Go through the data and copy every line exactly, but not the images.

══ WORKING DATA

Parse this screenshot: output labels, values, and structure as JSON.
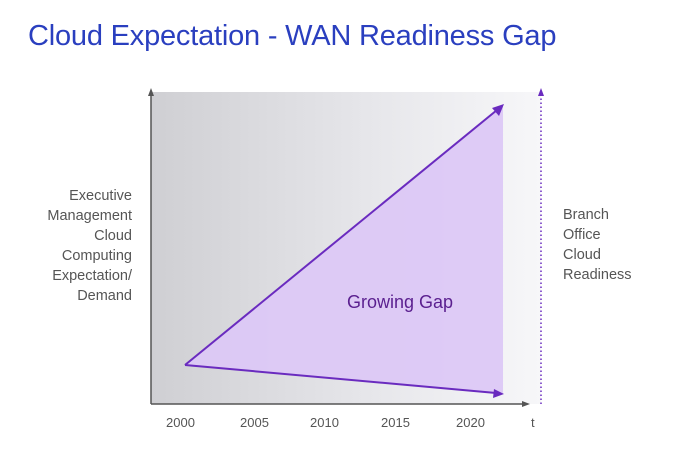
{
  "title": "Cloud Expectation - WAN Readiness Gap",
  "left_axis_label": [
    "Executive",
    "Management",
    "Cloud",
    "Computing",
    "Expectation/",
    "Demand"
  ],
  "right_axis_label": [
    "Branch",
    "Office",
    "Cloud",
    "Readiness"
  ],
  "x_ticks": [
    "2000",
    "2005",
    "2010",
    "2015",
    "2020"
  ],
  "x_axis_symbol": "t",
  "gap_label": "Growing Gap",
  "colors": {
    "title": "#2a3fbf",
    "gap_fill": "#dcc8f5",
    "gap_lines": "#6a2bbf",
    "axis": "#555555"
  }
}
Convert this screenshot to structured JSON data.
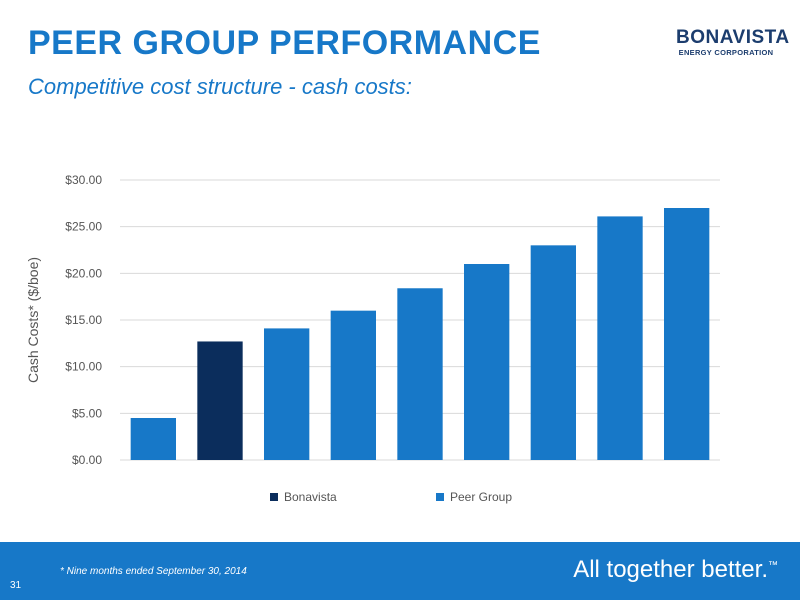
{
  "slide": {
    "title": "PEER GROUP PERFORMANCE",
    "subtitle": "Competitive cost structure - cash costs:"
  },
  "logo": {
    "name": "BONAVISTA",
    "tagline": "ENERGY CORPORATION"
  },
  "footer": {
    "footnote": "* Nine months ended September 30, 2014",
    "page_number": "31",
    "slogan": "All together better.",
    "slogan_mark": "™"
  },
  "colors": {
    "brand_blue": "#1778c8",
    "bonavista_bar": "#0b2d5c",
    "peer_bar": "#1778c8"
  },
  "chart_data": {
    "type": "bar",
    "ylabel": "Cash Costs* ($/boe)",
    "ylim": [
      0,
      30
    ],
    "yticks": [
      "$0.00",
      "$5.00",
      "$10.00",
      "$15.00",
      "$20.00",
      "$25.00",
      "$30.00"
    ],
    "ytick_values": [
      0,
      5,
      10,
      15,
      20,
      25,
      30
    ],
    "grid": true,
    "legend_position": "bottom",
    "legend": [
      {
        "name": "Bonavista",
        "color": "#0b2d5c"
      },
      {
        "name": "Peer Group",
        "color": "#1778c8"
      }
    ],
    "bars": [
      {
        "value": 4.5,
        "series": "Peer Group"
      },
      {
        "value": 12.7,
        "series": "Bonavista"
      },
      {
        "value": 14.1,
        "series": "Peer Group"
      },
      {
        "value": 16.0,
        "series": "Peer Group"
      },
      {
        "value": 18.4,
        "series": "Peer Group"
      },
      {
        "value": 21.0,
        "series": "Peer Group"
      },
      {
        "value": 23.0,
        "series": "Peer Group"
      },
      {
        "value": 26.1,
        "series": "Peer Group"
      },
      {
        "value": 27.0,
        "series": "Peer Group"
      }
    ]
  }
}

════

» SOLUTION TO THIS PROBLEM
Parse this screenshot: output labels, values, and structure as JSON.
{
  "title": "Cloud Expectation - WAN Readiness Gap",
  "left_axis_label": [
    "Executive",
    "Management",
    "Cloud",
    "Computing",
    "Expectation/",
    "Demand"
  ],
  "right_axis_label": [
    "Branch",
    "Office",
    "Cloud",
    "Readiness"
  ],
  "x_ticks": [
    "2000",
    "2005",
    "2010",
    "2015",
    "2020"
  ],
  "x_axis_symbol": "t",
  "gap_label": "Growing Gap",
  "colors": {
    "title": "#2a3fbf",
    "gap_fill": "#dcc8f5",
    "gap_lines": "#6a2bbf",
    "axis": "#555555"
  }
}
Convert this screenshot to structured JSON data.
{
  "slide": {
    "title": "PEER GROUP PERFORMANCE",
    "subtitle": "Competitive cost structure - cash costs:"
  },
  "logo": {
    "name": "BONAVISTA",
    "tagline": "ENERGY CORPORATION"
  },
  "footer": {
    "footnote": "* Nine months ended September 30, 2014",
    "page_number": "31",
    "slogan": "All together better.",
    "slogan_mark": "™"
  },
  "colors": {
    "brand_blue": "#1778c8",
    "bonavista_bar": "#0b2d5c",
    "peer_bar": "#1778c8"
  },
  "chart_data": {
    "type": "bar",
    "ylabel": "Cash Costs* ($/boe)",
    "ylim": [
      0,
      30
    ],
    "yticks": [
      "$0.00",
      "$5.00",
      "$10.00",
      "$15.00",
      "$20.00",
      "$25.00",
      "$30.00"
    ],
    "ytick_values": [
      0,
      5,
      10,
      15,
      20,
      25,
      30
    ],
    "grid": true,
    "legend_position": "bottom",
    "legend": [
      {
        "name": "Bonavista",
        "color": "#0b2d5c"
      },
      {
        "name": "Peer Group",
        "color": "#1778c8"
      }
    ],
    "bars": [
      {
        "value": 4.5,
        "series": "Peer Group"
      },
      {
        "value": 12.7,
        "series": "Bonavista"
      },
      {
        "value": 14.1,
        "series": "Peer Group"
      },
      {
        "value": 16.0,
        "series": "Peer Group"
      },
      {
        "value": 18.4,
        "series": "Peer Group"
      },
      {
        "value": 21.0,
        "series": "Peer Group"
      },
      {
        "value": 23.0,
        "series": "Peer Group"
      },
      {
        "value": 26.1,
        "series": "Peer Group"
      },
      {
        "value": 27.0,
        "series": "Peer Group"
      }
    ]
  }
}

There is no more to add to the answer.